### Problem statement
Copy out all lines where "title" appears.

Data items

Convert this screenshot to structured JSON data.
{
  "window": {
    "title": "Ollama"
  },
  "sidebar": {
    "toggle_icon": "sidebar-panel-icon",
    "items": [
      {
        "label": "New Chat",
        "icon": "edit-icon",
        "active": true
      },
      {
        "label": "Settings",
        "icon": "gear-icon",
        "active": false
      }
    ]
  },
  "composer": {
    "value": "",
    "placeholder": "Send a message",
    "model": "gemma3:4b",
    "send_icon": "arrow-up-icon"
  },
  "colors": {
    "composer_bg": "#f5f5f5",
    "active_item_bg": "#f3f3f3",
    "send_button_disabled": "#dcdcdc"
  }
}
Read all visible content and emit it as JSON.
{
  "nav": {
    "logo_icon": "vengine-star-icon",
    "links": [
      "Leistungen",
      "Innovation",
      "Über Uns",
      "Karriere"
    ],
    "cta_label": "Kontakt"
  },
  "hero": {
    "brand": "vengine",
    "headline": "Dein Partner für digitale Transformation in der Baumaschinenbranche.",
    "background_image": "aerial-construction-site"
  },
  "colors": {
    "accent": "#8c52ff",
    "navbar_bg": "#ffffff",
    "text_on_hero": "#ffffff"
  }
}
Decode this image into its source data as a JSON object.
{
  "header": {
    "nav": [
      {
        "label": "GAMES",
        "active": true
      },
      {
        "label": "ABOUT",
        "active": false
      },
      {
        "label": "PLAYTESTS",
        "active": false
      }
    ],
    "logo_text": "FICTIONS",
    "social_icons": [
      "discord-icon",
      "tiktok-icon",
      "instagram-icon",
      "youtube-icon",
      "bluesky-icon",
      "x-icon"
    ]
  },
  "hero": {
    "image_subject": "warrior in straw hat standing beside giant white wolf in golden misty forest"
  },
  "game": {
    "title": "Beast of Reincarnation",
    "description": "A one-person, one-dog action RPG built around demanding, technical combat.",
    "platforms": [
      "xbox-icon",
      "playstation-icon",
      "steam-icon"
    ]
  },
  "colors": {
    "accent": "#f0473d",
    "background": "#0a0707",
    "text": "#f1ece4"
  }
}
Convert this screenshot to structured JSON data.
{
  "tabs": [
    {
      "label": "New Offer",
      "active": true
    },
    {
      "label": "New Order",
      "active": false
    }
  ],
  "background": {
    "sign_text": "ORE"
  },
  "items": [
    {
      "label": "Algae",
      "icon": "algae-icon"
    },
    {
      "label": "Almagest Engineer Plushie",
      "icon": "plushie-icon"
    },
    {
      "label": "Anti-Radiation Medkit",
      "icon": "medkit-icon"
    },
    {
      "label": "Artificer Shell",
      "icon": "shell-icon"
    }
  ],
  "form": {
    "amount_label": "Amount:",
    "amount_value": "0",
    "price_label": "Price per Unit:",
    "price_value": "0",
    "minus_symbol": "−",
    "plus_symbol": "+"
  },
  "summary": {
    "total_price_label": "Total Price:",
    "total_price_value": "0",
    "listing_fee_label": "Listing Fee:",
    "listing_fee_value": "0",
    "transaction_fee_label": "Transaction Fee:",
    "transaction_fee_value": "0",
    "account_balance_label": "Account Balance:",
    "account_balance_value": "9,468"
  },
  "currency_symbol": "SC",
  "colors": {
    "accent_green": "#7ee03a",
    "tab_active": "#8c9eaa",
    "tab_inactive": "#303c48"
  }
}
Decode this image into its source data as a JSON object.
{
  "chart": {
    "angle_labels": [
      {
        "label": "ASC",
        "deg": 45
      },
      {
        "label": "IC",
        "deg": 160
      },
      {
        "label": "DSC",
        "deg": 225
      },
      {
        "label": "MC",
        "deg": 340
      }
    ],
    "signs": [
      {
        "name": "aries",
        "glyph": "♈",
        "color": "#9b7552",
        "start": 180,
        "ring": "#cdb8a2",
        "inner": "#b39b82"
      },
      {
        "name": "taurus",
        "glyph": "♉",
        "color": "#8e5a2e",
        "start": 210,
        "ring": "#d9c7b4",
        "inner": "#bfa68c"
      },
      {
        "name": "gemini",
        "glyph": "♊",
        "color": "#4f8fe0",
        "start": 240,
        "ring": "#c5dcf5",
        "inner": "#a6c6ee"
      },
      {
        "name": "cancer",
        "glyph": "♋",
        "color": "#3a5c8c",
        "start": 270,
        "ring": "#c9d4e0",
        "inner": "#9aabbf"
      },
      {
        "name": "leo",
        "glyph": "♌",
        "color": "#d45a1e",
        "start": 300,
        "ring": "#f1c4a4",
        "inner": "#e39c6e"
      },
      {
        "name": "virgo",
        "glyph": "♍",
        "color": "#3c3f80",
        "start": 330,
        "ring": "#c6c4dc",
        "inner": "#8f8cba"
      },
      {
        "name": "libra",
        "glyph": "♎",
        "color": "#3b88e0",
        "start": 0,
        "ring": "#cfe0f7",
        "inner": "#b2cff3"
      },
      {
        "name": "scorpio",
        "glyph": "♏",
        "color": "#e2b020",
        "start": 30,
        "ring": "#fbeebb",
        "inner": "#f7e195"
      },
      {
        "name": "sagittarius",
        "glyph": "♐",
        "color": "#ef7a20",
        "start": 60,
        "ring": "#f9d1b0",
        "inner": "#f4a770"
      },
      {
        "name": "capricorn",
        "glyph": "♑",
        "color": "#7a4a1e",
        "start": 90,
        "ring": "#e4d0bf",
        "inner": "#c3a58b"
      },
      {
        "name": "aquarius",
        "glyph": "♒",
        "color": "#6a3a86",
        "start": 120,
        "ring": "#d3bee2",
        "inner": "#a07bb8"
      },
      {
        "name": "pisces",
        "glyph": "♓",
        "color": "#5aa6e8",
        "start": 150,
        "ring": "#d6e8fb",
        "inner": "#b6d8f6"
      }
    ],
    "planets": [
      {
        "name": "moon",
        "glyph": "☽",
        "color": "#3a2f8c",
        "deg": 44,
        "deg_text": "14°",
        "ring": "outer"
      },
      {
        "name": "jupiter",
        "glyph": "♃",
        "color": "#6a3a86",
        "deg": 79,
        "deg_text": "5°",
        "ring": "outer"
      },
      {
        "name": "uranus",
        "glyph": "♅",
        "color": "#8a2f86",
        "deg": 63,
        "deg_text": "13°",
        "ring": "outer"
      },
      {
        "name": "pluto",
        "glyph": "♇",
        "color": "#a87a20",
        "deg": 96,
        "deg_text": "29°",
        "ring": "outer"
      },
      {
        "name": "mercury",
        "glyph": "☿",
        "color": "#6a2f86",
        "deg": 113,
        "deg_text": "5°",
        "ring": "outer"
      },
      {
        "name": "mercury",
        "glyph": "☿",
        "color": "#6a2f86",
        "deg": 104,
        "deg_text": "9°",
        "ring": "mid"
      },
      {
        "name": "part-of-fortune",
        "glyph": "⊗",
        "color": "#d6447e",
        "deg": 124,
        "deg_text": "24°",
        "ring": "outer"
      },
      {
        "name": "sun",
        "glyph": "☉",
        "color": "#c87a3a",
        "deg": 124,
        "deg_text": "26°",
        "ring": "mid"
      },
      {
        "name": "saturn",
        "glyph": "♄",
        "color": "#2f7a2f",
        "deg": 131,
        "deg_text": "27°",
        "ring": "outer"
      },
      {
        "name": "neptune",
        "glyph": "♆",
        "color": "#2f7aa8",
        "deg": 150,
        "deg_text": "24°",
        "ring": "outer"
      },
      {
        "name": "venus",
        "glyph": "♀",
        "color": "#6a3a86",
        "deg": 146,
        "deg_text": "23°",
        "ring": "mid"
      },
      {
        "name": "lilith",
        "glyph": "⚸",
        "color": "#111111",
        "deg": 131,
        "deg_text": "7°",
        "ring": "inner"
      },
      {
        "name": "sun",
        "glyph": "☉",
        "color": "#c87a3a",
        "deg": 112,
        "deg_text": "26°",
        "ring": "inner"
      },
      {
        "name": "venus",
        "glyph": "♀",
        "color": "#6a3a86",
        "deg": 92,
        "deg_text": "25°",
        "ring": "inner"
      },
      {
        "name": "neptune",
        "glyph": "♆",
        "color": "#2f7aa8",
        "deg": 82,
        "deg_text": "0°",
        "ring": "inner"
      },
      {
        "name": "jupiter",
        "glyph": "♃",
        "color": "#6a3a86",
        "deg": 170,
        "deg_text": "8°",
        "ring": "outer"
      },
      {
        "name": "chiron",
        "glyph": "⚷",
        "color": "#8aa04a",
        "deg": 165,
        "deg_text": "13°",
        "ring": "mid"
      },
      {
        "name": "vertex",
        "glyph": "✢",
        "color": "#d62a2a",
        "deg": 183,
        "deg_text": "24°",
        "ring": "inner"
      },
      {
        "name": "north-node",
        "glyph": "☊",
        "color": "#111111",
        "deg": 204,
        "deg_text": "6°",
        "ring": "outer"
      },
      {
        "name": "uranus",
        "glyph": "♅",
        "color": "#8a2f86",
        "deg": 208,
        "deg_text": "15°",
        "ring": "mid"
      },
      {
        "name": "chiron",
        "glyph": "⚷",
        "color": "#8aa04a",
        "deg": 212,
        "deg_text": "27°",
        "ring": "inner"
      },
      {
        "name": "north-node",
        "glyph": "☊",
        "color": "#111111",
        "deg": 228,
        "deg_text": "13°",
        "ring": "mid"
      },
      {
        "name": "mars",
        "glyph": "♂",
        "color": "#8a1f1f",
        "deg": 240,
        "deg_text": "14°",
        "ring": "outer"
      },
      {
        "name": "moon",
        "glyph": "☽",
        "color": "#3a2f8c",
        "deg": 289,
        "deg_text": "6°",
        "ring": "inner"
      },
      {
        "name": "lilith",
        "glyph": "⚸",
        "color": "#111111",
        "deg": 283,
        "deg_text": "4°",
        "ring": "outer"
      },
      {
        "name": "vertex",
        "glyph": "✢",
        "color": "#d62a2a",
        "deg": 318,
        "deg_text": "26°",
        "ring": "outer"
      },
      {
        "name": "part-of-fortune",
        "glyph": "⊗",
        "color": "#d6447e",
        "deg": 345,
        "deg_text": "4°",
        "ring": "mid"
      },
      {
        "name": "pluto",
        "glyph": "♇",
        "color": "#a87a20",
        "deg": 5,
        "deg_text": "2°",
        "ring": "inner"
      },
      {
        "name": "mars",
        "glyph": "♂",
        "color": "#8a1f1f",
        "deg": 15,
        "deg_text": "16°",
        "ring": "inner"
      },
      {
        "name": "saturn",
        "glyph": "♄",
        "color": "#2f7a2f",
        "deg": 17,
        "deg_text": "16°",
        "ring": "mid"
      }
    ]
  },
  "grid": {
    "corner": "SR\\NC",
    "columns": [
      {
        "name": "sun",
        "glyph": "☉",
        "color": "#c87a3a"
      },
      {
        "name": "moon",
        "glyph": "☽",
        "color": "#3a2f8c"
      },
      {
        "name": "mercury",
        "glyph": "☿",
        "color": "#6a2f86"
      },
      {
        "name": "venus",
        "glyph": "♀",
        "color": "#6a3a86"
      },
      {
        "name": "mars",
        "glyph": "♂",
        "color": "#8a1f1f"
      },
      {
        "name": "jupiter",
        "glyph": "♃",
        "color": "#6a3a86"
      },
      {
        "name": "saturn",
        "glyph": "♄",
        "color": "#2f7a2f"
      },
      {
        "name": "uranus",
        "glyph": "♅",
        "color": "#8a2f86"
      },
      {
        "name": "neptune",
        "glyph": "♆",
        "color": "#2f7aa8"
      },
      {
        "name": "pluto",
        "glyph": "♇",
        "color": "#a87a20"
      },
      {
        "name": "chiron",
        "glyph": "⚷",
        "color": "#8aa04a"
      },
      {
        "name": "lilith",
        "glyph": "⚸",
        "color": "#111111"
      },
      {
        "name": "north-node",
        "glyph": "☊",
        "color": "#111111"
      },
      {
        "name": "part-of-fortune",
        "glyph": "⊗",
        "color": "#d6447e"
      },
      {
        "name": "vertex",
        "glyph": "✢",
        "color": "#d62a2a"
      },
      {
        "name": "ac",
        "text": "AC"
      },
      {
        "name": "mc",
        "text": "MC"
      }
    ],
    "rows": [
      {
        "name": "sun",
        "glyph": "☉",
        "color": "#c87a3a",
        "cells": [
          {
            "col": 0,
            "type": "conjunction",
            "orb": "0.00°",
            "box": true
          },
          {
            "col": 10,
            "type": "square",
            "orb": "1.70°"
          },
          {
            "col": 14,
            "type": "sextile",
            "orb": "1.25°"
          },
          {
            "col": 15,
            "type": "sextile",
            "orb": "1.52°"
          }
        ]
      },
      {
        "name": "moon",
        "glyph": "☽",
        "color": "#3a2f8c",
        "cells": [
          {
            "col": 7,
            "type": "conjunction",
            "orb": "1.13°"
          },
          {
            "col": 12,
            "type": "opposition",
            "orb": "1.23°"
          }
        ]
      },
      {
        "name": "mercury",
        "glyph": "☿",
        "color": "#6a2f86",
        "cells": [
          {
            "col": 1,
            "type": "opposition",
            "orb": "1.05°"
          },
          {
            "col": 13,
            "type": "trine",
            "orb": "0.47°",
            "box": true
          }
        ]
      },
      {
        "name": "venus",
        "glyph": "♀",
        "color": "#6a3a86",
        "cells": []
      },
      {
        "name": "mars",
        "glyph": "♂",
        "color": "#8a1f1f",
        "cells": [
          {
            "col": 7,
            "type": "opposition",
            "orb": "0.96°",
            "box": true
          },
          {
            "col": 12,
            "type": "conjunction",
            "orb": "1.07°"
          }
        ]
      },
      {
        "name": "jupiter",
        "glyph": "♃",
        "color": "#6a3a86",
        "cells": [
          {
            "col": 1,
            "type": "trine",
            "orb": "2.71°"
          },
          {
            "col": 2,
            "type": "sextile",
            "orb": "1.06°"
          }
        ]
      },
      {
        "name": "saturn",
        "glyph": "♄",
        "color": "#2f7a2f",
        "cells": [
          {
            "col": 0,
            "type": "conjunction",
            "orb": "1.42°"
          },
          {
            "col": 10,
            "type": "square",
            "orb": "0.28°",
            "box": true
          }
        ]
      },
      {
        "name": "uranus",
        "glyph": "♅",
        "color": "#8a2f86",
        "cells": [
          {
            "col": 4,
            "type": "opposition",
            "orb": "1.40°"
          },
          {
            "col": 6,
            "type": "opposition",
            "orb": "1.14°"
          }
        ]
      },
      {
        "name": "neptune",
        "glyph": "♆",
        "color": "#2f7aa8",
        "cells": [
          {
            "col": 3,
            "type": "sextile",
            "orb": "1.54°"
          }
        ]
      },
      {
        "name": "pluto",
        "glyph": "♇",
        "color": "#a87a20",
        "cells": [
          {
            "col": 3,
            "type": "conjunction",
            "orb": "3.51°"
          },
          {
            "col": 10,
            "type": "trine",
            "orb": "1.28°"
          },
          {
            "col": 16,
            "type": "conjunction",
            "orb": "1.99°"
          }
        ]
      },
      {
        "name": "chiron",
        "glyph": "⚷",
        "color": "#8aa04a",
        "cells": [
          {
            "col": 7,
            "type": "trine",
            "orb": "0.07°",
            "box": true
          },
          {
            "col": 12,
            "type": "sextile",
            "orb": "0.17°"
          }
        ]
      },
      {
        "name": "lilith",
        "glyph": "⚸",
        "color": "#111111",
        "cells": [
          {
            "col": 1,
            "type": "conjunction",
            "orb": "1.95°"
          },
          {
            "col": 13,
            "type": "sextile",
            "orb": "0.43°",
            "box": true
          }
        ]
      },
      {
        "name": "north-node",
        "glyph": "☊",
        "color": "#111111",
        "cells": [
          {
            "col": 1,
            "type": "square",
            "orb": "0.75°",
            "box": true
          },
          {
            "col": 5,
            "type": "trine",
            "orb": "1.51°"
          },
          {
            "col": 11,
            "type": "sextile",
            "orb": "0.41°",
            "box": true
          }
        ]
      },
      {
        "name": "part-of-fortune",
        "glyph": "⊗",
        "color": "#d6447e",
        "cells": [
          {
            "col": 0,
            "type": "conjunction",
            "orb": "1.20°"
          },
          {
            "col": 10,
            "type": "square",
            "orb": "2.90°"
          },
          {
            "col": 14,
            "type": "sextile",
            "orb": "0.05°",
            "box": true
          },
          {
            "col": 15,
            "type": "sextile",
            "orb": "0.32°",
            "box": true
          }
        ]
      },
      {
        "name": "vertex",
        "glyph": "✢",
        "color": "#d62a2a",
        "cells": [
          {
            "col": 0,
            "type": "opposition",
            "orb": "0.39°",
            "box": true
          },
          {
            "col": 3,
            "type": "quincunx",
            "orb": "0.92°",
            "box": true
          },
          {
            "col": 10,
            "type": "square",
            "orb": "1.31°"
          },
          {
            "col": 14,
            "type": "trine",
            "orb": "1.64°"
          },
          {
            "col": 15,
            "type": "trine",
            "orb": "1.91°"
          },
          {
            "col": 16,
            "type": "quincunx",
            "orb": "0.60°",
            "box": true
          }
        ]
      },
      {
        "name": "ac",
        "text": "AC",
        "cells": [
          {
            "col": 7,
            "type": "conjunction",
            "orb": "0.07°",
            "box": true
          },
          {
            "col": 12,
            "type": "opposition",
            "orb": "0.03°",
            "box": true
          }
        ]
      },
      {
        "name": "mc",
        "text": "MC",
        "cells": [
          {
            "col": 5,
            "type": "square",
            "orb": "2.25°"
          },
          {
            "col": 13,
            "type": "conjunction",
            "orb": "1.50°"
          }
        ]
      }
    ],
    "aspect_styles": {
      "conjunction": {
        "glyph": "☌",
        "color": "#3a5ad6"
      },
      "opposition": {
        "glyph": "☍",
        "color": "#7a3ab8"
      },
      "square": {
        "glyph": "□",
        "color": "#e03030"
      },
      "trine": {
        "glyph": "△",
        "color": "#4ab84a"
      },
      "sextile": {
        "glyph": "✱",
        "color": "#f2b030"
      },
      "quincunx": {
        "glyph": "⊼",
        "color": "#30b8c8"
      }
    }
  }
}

### Response
    "title": "Ollama"
    "title": "Beast of Reincarnation",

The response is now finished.